= Dataset items =
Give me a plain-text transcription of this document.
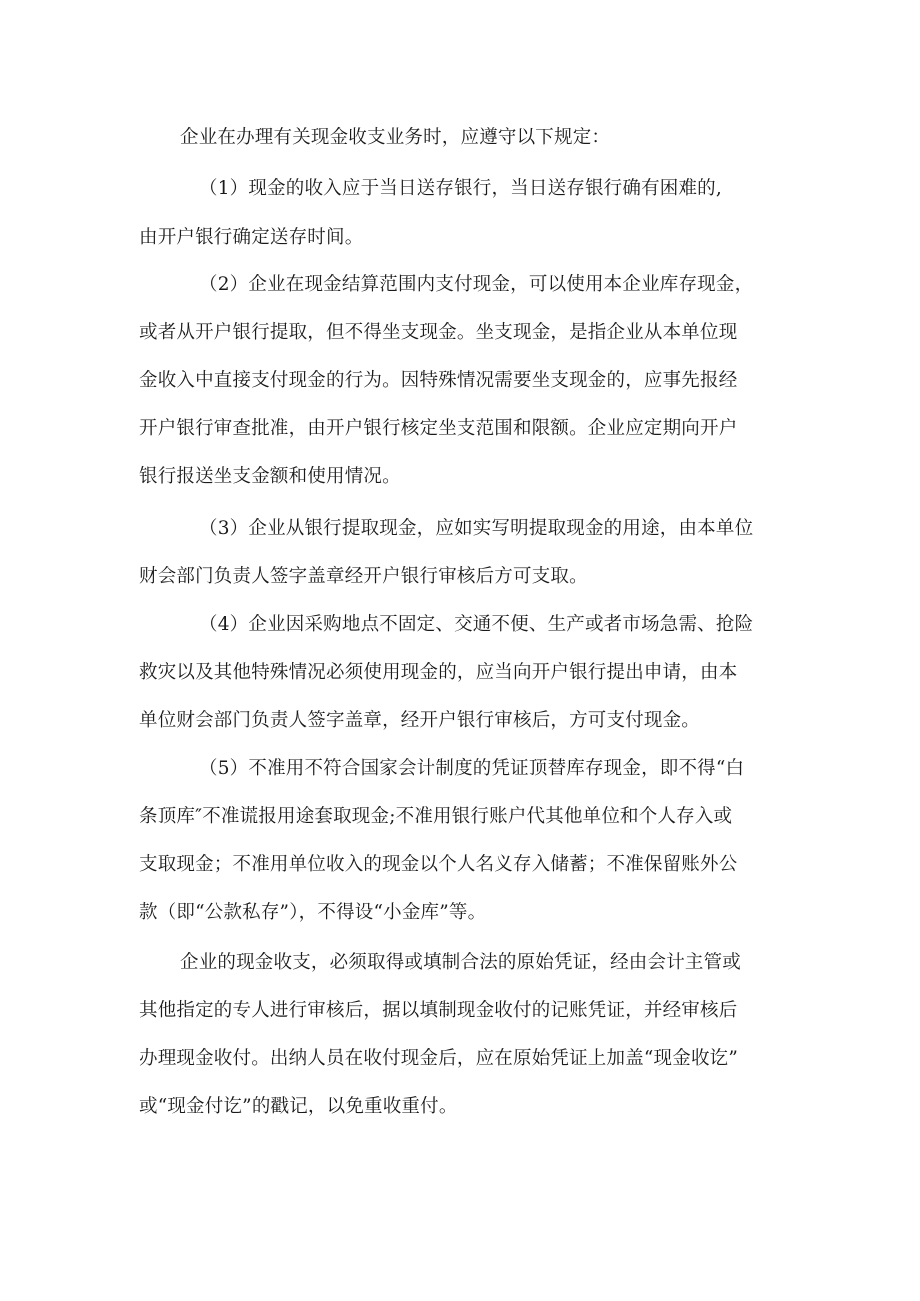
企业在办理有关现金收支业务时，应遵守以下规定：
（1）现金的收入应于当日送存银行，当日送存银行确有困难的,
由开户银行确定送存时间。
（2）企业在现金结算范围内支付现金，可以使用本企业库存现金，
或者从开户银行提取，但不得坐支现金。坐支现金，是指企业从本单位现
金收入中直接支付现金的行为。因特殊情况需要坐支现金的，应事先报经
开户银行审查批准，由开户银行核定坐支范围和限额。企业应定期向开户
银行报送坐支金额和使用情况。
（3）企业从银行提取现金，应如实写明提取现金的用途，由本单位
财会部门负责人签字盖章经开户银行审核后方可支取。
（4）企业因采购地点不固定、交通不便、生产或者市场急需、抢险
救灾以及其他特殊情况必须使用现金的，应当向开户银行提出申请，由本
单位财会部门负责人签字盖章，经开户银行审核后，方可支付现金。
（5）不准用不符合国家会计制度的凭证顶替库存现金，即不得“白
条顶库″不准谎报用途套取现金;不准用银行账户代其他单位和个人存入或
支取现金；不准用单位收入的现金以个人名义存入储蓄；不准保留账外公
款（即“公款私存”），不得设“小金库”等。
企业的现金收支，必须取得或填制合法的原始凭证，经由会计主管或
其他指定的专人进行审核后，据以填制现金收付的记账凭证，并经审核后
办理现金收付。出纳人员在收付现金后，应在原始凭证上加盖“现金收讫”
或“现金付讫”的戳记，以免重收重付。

= DIRECTIONS =
Print every entry exactly as written, without the pictures.

= TASK ANSWER =
Give me a plain-text transcription of this document.
企业在办理有关现金收支业务时，应遵守以下规定：
（1）现金的收入应于当日送存银行，当日送存银行确有困难的,
由开户银行确定送存时间。
（2）企业在现金结算范围内支付现金，可以使用本企业库存现金，
或者从开户银行提取，但不得坐支现金。坐支现金，是指企业从本单位现
金收入中直接支付现金的行为。因特殊情况需要坐支现金的，应事先报经
开户银行审查批准，由开户银行核定坐支范围和限额。企业应定期向开户
银行报送坐支金额和使用情况。
（3）企业从银行提取现金，应如实写明提取现金的用途，由本单位
财会部门负责人签字盖章经开户银行审核后方可支取。
（4）企业因采购地点不固定、交通不便、生产或者市场急需、抢险
救灾以及其他特殊情况必须使用现金的，应当向开户银行提出申请，由本
单位财会部门负责人签字盖章，经开户银行审核后，方可支付现金。
（5）不准用不符合国家会计制度的凭证顶替库存现金，即不得“白
条顶库″不准谎报用途套取现金;不准用银行账户代其他单位和个人存入或
支取现金；不准用单位收入的现金以个人名义存入储蓄；不准保留账外公
款（即“公款私存”），不得设“小金库”等。
企业的现金收支，必须取得或填制合法的原始凭证，经由会计主管或
其他指定的专人进行审核后，据以填制现金收付的记账凭证，并经审核后
办理现金收付。出纳人员在收付现金后，应在原始凭证上加盖“现金收讫”
或“现金付讫”的戳记，以免重收重付。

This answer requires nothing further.